=== Records for the task ===
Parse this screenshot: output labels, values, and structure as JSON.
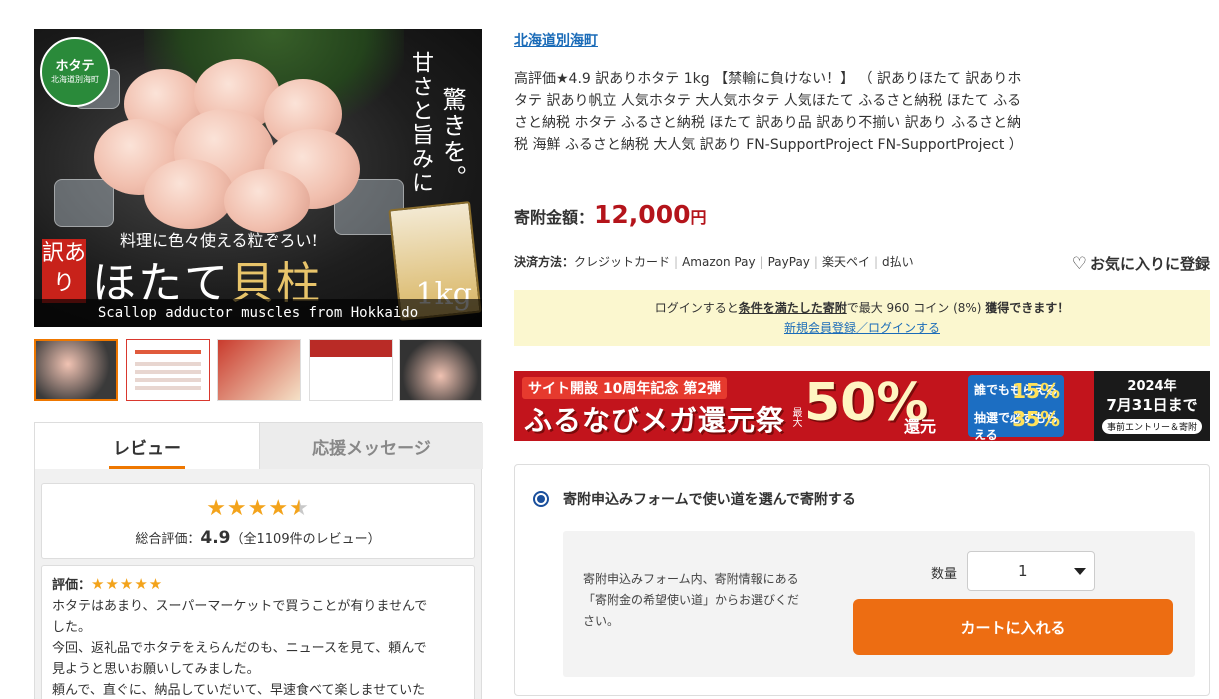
{
  "gallery": {
    "main_image": {
      "badge": "ホタテ",
      "badge_sub": "北海道別海町",
      "vertical_1": "甘さと旨みに",
      "vertical_2": "驚きを。",
      "catch": "料理に色々使える粒ぞろい!",
      "wake": "訳あり",
      "title_1": "ほたて",
      "title_2": "貝柱",
      "weight": "1kg",
      "caption": "Scallop adductor muscles from Hokkaido"
    },
    "thumbnails": [
      "thumb-1",
      "thumb-2",
      "thumb-3",
      "thumb-4",
      "thumb-5"
    ]
  },
  "review_tabs": {
    "tab_review": "レビュー",
    "tab_support": "応援メッセージ"
  },
  "review_summary": {
    "rating_stars": 4.5,
    "prefix": "総合評価：",
    "score": "4.9",
    "count_text": "（全1109件のレビュー）"
  },
  "review": {
    "label": "評価：",
    "stars": 5,
    "lines": [
      "ホタテはあまり、スーパーマーケットで買うことが有りませんで",
      "した。",
      "今回、返礼品でホタテをえらんだのも、ニュースを見て、頼んで",
      "見ようと思いお願いしてみました。",
      "頼んで、直ぐに、納品していだいて、早速食べて楽しませていた"
    ]
  },
  "product": {
    "town": "北海道別海町",
    "title": "高評価★4.9 訳ありホタテ 1kg 【禁輸に負けない！】 （ 訳ありほたて 訳ありホタテ 訳あり帆立 人気ホタテ 大人気ホタテ 人気ほたて ふるさと納税 ほたて ふるさと納税 ホタテ ふるさと納税 ほたて 訳あり品 訳あり不揃い 訳あり ふるさと納税 海鮮 ふるさと納税 大人気 訳あり FN-SupportProject FN-SupportProject ）",
    "price_label": "寄附金額：",
    "price": "12,000",
    "yen": "円"
  },
  "payment": {
    "label": "決済方法：",
    "methods": [
      "クレジットカード",
      "Amazon Pay",
      "PayPay",
      "楽天ペイ",
      "d払い"
    ]
  },
  "favorite_label": "お気に入りに登録",
  "notice": {
    "pre": "ログインすると",
    "condition_link": "条件を満たした寄附",
    "mid": "で最大 960 コイン (8%) ",
    "get": "獲得できます！",
    "login_link": "新規会員登録／ログインする"
  },
  "banner": {
    "line1": "サイト開設 10周年記念 第2弾",
    "line2": "ふるなびメガ還元祭",
    "max": "最大",
    "percent": "50%",
    "kangen": "還元",
    "blue_row1": "誰でももらえる",
    "blue_row2": "抽選で必ずもらえる",
    "blue_pct1": "15%",
    "blue_pct2": "35%",
    "date_year": "2024年",
    "date_day": "7月31日まで",
    "entry": "事前エントリー＆寄附"
  },
  "donation_form": {
    "option_label": "寄附申込みフォームで使い道を選んで寄附する",
    "description": "寄附申込みフォーム内、寄附情報にある「寄附金の希望使い道」からお選びください。",
    "quantity_label": "数量",
    "quantity_value": "1",
    "cart_button": "カートに入れる"
  },
  "colors": {
    "accent_orange": "#ed6d12",
    "price_red": "#b4141b",
    "link_blue": "#1a6bb8",
    "star": "#f3a31b"
  }
}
===
» Required task:
Your job is to transcribe the entries above exactly; skip the pictures.

» Complete response:
Parse this screenshot: output labels, values, and structure as JSON.
{
  "gallery": {
    "main_image": {
      "badge": "ホタテ",
      "badge_sub": "北海道別海町",
      "vertical_1": "甘さと旨みに",
      "vertical_2": "驚きを。",
      "catch": "料理に色々使える粒ぞろい!",
      "wake": "訳あり",
      "title_1": "ほたて",
      "title_2": "貝柱",
      "weight": "1kg",
      "caption": "Scallop adductor muscles from Hokkaido"
    },
    "thumbnails": [
      "thumb-1",
      "thumb-2",
      "thumb-3",
      "thumb-4",
      "thumb-5"
    ]
  },
  "review_tabs": {
    "tab_review": "レビュー",
    "tab_support": "応援メッセージ"
  },
  "review_summary": {
    "rating_stars": 4.5,
    "prefix": "総合評価：",
    "score": "4.9",
    "count_text": "（全1109件のレビュー）"
  },
  "review": {
    "label": "評価：",
    "stars": 5,
    "lines": [
      "ホタテはあまり、スーパーマーケットで買うことが有りませんで",
      "した。",
      "今回、返礼品でホタテをえらんだのも、ニュースを見て、頼んで",
      "見ようと思いお願いしてみました。",
      "頼んで、直ぐに、納品していだいて、早速食べて楽しませていた"
    ]
  },
  "product": {
    "town": "北海道別海町",
    "title": "高評価★4.9 訳ありホタテ 1kg 【禁輸に負けない！】 （ 訳ありほたて 訳ありホタテ 訳あり帆立 人気ホタテ 大人気ホタテ 人気ほたて ふるさと納税 ほたて ふるさと納税 ホタテ ふるさと納税 ほたて 訳あり品 訳あり不揃い 訳あり ふるさと納税 海鮮 ふるさと納税 大人気 訳あり FN-SupportProject FN-SupportProject ）",
    "price_label": "寄附金額：",
    "price": "12,000",
    "yen": "円"
  },
  "payment": {
    "label": "決済方法：",
    "methods": [
      "クレジットカード",
      "Amazon Pay",
      "PayPay",
      "楽天ペイ",
      "d払い"
    ]
  },
  "favorite_label": "お気に入りに登録",
  "notice": {
    "pre": "ログインすると",
    "condition_link": "条件を満たした寄附",
    "mid": "で最大 960 コイン (8%) ",
    "get": "獲得できます！",
    "login_link": "新規会員登録／ログインする"
  },
  "banner": {
    "line1": "サイト開設 10周年記念 第2弾",
    "line2": "ふるなびメガ還元祭",
    "max": "最大",
    "percent": "50%",
    "kangen": "還元",
    "blue_row1": "誰でももらえる",
    "blue_row2": "抽選で必ずもらえる",
    "blue_pct1": "15%",
    "blue_pct2": "35%",
    "date_year": "2024年",
    "date_day": "7月31日まで",
    "entry": "事前エントリー＆寄附"
  },
  "donation_form": {
    "option_label": "寄附申込みフォームで使い道を選んで寄附する",
    "description": "寄附申込みフォーム内、寄附情報にある「寄附金の希望使い道」からお選びください。",
    "quantity_label": "数量",
    "quantity_value": "1",
    "cart_button": "カートに入れる"
  },
  "colors": {
    "accent_orange": "#ed6d12",
    "price_red": "#b4141b",
    "link_blue": "#1a6bb8",
    "star": "#f3a31b"
  }
}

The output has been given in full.